** BRIEF **
Find every line in the records that holds the string "this". Copy each one.

-- Start --

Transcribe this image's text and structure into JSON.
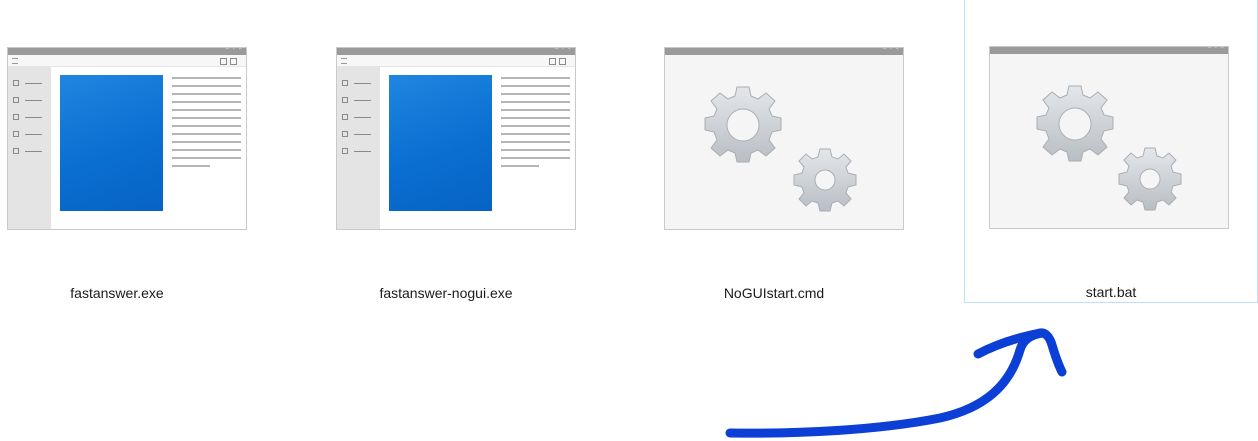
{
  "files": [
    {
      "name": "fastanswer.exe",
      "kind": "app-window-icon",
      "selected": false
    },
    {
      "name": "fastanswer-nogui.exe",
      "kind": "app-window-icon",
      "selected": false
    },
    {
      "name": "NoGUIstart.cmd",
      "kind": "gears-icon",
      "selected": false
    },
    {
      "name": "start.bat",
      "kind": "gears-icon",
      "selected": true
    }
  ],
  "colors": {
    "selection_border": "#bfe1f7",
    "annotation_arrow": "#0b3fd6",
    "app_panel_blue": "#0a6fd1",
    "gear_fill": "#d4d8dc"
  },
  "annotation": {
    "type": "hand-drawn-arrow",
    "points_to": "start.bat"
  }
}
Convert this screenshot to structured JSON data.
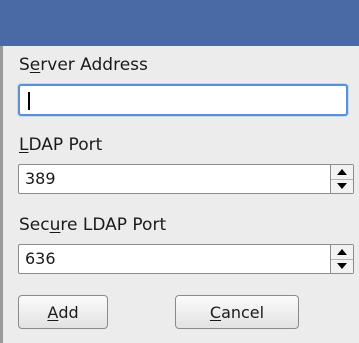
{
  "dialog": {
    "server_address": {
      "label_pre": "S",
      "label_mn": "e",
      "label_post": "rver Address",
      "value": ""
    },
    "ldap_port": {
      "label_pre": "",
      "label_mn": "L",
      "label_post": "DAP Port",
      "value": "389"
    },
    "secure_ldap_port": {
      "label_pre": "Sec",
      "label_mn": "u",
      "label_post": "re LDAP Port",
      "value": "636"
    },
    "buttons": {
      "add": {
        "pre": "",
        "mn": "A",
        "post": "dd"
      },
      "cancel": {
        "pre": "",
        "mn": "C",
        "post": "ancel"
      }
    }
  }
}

-- End --

** THE ANSWER **
Transcribe this image's text and structure into JSON.
Convert this screenshot to structured JSON data.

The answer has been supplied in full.